[Data excerpts]
---
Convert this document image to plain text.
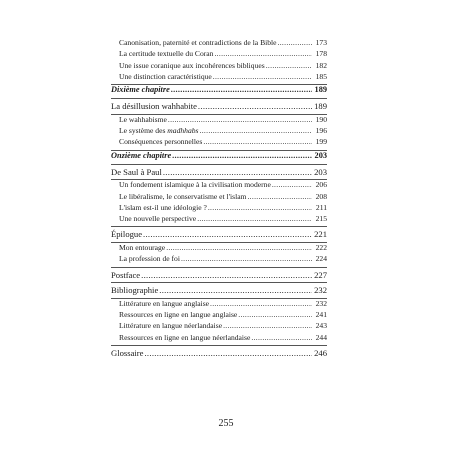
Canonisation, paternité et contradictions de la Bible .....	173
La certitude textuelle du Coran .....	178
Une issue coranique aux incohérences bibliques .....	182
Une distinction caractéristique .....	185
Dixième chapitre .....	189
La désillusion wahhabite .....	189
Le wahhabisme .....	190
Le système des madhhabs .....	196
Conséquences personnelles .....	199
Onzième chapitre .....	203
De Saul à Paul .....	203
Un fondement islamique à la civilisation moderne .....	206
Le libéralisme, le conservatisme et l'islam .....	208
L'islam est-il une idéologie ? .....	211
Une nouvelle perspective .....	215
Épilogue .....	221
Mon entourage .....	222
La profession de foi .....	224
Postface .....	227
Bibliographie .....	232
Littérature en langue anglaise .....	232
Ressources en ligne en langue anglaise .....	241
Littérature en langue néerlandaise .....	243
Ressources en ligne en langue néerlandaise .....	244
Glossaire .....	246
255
---
-- GIVEN EXERCISE --
Retype each line of the listing above word for word. Exclude the pictures.

-- REPLY --
Convert this document image to plain text.
Canonisation, paternité et contradictions de la Bible .....	173
La certitude textuelle du Coran .....	178
Une issue coranique aux incohérences bibliques .....	182
Une distinction caractéristique .....	185
Dixième chapitre .....	189
La désillusion wahhabite .....	189
Le wahhabisme .....	190
Le système des madhhabs .....	196
Conséquences personnelles .....	199
Onzième chapitre .....	203
De Saul à Paul .....	203
Un fondement islamique à la civilisation moderne .....	206
Le libéralisme, le conservatisme et l'islam .....	208
L'islam est-il une idéologie ? .....	211
Une nouvelle perspective .....	215
Épilogue .....	221
Mon entourage .....	222
La profession de foi .....	224
Postface .....	227
Bibliographie .....	232
Littérature en langue anglaise .....	232
Ressources en ligne en langue anglaise .....	241
Littérature en langue néerlandaise .....	243
Ressources en ligne en langue néerlandaise .....	244
Glossaire .....	246
255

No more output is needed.